Directive:
Search the records for "hoeveelheid". Copy every line where it appears.

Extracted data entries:
_ _ _ _ _ _ _
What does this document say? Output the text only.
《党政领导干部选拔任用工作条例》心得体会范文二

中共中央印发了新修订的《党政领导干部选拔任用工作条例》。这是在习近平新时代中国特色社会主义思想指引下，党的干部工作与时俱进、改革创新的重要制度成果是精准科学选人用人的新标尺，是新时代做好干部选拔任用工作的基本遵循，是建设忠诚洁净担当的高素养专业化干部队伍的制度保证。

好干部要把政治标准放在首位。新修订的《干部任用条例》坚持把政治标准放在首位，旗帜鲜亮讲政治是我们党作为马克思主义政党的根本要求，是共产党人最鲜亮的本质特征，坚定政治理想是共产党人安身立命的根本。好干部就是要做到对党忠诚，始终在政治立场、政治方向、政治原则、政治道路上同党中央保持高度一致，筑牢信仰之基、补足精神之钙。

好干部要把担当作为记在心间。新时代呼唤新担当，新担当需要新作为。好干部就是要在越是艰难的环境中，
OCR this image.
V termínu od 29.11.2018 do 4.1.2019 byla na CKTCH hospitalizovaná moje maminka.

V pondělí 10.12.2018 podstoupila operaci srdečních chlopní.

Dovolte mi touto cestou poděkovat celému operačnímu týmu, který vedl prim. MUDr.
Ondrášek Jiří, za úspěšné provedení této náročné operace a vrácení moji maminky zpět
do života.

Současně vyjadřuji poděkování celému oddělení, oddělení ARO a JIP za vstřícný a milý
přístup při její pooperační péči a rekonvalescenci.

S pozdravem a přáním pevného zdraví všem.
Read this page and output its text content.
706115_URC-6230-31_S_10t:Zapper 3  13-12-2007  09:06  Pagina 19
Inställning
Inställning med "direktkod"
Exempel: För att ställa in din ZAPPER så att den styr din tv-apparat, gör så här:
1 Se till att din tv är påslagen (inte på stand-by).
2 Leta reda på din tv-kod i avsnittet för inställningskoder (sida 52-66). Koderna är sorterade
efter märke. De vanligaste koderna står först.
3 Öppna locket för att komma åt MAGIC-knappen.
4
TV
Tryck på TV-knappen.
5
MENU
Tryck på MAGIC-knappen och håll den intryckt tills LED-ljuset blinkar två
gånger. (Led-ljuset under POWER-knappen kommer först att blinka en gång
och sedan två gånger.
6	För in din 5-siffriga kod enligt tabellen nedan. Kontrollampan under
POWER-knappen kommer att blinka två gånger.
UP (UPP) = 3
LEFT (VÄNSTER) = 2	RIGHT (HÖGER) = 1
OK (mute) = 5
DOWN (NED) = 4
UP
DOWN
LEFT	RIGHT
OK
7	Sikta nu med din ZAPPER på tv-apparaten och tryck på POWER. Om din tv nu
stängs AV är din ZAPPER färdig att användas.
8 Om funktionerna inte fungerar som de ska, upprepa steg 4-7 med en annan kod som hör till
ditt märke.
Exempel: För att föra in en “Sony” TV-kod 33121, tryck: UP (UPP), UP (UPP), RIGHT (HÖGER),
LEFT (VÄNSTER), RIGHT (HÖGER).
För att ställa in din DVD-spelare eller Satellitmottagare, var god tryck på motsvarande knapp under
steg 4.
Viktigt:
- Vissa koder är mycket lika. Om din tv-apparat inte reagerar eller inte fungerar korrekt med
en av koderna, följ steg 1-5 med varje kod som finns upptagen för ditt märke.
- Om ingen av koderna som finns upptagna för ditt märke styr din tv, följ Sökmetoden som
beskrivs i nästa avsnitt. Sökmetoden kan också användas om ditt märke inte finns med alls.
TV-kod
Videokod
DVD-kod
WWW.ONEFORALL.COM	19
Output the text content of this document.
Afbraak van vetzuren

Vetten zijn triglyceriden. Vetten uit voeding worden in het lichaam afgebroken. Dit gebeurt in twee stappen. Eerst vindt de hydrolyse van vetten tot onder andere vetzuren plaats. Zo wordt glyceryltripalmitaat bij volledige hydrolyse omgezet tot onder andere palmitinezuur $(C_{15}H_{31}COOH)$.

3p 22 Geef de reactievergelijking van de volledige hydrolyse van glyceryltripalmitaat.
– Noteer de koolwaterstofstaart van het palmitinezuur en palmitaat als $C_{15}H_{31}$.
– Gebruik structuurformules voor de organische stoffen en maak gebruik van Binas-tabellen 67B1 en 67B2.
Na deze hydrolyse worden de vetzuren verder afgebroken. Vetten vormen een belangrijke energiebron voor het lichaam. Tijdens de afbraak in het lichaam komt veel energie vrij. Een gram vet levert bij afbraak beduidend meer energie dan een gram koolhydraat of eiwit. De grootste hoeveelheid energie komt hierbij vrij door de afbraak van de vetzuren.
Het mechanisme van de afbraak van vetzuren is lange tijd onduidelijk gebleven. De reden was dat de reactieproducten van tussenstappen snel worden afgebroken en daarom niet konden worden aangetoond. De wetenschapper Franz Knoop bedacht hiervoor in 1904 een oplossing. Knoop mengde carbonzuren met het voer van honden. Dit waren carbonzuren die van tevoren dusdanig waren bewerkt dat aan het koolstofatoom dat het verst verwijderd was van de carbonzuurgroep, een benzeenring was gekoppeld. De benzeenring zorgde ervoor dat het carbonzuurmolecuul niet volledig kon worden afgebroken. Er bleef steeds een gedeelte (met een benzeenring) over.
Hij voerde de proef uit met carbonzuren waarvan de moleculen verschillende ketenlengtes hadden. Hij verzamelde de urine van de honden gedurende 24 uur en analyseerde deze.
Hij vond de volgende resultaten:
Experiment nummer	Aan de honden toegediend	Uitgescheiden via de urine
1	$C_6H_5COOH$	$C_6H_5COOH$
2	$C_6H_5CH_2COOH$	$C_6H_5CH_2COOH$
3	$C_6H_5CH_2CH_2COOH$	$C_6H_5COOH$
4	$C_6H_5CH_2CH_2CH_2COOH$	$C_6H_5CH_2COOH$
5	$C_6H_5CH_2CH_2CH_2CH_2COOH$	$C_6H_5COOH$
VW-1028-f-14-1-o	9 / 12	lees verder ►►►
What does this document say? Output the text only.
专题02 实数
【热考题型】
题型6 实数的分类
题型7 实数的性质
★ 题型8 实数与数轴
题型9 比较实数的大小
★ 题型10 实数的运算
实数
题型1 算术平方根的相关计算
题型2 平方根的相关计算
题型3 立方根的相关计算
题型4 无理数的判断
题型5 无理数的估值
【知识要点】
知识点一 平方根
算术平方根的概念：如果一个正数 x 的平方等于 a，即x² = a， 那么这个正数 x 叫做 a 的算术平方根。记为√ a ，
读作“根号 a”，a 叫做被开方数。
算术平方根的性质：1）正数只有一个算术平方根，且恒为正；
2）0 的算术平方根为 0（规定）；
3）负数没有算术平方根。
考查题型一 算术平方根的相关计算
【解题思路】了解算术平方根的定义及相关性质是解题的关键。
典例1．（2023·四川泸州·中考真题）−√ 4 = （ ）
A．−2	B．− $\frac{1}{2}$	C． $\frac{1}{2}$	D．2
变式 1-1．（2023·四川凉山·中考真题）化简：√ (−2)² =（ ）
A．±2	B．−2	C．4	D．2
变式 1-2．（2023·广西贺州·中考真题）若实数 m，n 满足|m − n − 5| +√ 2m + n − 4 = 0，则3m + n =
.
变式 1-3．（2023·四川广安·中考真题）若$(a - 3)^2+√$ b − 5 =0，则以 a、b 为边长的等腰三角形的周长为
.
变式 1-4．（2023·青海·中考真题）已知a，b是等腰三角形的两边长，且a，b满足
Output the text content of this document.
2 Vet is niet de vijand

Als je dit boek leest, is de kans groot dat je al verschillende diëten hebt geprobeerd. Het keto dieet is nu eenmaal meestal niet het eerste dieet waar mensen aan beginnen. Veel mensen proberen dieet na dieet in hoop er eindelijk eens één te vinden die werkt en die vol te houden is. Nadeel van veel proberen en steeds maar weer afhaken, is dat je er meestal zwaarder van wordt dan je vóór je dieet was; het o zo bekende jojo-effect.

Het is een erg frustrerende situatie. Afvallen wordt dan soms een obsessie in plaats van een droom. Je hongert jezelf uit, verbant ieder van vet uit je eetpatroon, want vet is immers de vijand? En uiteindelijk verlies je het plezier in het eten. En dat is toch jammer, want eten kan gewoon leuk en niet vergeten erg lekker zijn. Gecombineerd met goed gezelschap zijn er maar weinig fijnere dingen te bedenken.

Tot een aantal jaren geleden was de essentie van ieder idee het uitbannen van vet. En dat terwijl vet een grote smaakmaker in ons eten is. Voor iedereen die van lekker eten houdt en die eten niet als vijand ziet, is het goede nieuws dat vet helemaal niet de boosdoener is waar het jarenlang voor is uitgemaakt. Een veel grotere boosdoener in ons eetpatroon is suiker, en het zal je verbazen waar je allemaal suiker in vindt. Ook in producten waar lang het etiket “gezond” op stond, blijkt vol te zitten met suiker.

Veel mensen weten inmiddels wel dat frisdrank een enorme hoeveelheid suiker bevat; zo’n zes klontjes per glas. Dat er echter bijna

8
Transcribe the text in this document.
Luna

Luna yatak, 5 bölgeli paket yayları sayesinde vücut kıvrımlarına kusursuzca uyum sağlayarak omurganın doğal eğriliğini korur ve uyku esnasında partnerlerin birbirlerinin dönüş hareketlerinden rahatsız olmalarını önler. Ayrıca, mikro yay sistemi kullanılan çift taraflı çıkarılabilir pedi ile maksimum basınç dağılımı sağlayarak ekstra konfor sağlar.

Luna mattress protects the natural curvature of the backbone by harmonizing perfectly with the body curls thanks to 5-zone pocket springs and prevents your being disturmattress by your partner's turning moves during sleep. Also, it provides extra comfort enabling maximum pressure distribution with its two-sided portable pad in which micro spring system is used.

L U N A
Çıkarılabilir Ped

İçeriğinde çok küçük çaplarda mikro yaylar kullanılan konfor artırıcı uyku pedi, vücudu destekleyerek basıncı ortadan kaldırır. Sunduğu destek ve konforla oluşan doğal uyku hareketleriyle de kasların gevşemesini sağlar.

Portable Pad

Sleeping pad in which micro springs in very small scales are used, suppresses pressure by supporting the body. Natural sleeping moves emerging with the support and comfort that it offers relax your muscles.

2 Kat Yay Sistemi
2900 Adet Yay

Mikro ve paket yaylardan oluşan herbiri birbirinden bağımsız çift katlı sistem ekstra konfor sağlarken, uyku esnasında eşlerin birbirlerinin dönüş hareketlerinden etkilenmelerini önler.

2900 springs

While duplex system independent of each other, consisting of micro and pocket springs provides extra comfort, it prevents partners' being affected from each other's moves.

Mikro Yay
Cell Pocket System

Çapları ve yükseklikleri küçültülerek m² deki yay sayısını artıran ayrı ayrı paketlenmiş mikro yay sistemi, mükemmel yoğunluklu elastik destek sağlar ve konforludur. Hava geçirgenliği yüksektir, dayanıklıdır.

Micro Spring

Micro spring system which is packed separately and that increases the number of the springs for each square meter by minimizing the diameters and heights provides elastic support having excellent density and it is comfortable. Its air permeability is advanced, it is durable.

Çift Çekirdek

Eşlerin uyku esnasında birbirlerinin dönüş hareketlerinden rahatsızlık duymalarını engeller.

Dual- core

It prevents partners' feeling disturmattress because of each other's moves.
_ _ _ _ _ _ _
Task answer:
Na deze hydrolyse worden de vetzuren verder afgebroken. Vetten vormen een belangrijke energiebron voor het lichaam. Tijdens de afbraak in het lichaam komt veel energie vrij. Een gram vet levert bij afbraak beduidend meer energie dan een gram koolhydraat of eiwit. De grootste hoeveelheid energie komt hierbij vrij door de afbraak van de vetzuren.
Veel mensen weten inmiddels wel dat frisdrank een enorme hoeveelheid suiker bevat; zo’n zes klontjes per glas. Dat er echter bijna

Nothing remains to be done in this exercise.